Locate the word "title" in the material, then show every line that holds it.

- [GIVEN RECORDS]:
#####
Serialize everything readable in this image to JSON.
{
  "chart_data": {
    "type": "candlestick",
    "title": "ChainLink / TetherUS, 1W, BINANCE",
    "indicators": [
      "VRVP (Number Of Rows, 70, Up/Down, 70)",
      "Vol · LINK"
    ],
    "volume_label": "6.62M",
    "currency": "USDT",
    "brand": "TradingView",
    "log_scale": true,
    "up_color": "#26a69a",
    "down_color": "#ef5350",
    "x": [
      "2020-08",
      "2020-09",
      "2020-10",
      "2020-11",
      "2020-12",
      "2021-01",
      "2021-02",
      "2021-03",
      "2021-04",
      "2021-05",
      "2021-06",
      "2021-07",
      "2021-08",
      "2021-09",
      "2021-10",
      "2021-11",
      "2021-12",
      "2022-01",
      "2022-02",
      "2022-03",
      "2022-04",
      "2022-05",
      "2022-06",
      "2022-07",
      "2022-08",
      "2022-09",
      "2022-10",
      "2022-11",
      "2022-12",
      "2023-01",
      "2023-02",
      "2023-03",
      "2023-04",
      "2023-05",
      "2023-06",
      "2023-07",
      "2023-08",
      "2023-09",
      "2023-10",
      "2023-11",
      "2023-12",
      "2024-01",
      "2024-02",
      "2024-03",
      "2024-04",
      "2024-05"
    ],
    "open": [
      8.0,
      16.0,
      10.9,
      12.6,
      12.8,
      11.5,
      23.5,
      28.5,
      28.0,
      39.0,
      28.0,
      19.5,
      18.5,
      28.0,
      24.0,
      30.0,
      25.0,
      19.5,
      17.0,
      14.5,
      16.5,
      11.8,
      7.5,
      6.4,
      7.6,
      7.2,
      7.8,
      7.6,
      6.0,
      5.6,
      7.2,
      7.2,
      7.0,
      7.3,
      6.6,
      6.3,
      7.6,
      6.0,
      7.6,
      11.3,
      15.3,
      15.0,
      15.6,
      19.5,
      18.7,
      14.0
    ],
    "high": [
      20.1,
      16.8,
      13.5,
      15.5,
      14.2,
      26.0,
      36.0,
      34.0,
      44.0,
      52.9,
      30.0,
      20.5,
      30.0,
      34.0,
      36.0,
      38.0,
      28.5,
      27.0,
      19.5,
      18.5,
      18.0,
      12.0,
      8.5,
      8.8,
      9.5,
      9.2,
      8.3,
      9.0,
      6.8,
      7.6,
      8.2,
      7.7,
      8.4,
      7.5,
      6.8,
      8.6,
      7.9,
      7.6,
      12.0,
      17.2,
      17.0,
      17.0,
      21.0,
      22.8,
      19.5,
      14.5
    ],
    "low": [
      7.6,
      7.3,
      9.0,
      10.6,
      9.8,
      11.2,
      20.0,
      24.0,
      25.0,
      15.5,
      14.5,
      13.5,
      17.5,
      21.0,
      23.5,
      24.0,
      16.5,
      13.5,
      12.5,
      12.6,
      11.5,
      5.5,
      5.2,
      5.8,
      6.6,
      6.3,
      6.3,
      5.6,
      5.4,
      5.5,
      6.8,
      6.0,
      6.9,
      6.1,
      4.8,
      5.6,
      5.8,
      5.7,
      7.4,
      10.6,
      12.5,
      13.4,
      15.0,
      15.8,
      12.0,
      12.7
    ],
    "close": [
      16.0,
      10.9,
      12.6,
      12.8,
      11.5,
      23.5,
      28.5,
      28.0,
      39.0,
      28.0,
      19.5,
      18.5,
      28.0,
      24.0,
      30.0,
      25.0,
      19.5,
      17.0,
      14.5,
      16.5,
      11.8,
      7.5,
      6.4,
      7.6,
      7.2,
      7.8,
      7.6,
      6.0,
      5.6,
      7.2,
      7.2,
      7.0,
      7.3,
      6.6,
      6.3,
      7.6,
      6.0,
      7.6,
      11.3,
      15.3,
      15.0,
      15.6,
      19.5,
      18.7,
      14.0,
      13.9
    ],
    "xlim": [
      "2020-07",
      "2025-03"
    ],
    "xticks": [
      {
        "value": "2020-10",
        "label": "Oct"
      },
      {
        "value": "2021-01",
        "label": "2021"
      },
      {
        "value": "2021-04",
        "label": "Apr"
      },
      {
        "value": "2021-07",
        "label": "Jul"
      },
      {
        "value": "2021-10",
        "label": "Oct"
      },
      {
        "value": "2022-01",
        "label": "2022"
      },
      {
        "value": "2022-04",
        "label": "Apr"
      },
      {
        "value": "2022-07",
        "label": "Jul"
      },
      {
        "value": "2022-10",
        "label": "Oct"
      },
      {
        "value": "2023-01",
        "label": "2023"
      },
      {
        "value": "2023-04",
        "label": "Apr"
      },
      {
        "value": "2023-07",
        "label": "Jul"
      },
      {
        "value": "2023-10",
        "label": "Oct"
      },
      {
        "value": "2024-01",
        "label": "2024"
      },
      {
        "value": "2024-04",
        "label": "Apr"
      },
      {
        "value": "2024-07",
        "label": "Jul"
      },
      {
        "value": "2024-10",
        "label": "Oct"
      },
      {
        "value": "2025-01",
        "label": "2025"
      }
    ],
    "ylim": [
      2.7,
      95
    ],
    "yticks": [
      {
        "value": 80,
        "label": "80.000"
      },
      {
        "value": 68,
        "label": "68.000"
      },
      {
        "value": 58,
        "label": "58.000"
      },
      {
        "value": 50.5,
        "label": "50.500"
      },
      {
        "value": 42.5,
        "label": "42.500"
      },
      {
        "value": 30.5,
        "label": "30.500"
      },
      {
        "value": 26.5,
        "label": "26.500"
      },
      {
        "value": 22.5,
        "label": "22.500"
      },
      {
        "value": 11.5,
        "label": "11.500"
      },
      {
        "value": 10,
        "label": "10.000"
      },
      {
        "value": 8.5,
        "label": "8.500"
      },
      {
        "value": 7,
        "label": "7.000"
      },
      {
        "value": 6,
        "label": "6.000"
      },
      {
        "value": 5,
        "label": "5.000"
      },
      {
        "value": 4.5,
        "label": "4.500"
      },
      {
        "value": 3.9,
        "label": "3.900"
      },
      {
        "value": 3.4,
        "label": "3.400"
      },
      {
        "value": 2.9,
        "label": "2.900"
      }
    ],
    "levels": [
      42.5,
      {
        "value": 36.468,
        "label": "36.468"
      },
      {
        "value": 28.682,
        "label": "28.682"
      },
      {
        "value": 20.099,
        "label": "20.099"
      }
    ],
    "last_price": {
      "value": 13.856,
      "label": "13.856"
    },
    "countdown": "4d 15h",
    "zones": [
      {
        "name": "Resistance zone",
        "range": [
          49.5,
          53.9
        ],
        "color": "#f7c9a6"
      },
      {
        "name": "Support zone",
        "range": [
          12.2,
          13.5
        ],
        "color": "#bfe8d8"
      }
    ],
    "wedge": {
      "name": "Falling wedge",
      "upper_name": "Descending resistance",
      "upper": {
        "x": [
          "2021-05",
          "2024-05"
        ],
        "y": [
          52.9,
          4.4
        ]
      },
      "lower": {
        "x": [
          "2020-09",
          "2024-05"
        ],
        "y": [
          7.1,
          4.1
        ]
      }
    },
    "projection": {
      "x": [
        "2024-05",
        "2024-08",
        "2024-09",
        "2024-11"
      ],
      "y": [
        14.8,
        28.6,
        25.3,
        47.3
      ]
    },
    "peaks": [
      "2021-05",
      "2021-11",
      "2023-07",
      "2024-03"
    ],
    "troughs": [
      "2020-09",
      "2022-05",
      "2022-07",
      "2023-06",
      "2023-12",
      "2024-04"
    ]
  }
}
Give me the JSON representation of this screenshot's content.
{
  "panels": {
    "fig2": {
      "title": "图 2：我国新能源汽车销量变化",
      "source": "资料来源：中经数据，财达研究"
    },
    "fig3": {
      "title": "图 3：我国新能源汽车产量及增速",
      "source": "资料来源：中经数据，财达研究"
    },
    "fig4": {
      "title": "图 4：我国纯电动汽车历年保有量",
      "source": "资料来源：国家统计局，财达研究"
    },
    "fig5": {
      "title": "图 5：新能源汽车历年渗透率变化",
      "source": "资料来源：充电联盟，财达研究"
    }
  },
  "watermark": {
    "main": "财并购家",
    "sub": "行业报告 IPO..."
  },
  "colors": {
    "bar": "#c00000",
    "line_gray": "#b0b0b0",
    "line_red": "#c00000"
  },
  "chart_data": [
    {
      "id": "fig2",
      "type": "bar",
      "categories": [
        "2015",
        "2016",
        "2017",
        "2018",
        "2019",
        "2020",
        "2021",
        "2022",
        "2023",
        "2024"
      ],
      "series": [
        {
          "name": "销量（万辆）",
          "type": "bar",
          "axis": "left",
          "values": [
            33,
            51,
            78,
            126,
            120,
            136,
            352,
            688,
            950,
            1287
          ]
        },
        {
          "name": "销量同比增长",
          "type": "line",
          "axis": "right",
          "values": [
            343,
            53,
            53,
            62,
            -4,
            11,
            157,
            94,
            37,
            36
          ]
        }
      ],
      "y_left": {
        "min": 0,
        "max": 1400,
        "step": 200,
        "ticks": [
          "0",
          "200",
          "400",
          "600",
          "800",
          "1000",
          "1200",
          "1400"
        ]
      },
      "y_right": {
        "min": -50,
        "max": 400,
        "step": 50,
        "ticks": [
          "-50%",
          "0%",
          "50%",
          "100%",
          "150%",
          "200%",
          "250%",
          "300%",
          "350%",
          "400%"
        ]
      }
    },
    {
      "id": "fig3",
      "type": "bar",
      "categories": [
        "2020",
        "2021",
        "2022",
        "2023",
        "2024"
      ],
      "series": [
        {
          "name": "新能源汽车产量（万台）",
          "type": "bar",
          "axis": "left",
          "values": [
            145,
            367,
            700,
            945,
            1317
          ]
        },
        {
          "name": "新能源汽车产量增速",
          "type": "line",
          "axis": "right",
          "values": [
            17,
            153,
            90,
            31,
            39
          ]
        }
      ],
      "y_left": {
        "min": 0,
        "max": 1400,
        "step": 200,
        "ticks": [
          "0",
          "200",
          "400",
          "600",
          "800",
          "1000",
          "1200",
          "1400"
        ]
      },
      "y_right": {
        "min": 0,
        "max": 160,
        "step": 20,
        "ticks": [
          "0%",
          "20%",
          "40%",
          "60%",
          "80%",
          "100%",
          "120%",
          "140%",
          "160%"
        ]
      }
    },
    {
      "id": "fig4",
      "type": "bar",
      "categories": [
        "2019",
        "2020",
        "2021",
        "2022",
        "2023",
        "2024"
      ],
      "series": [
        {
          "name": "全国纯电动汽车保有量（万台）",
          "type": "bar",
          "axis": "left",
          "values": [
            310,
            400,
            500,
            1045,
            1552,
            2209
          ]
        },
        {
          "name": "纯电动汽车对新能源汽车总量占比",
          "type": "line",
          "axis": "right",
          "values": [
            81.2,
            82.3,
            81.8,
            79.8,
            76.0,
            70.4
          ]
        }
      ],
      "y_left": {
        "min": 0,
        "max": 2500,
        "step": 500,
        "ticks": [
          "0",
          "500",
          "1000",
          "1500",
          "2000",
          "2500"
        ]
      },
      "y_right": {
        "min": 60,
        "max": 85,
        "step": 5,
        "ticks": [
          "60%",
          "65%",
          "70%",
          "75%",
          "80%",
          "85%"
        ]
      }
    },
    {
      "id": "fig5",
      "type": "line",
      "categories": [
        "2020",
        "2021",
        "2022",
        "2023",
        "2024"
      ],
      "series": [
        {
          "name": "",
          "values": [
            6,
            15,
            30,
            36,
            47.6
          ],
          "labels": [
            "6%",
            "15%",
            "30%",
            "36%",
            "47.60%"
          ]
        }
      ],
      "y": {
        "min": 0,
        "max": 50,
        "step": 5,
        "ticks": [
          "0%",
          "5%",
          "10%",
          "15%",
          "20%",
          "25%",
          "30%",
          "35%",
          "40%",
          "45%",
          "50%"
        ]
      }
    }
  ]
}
#####
- [RESPONSE TO THIS EXERCISE]:
    "title": "ChainLink / TetherUS, 1W, BINANCE",
      "title": "图 2：我国新能源汽车销量变化",
      "title": "图 3：我国新能源汽车产量及增速",
      "title": "图 4：我国纯电动汽车历年保有量",
      "title": "图 5：新能源汽车历年渗透率变化",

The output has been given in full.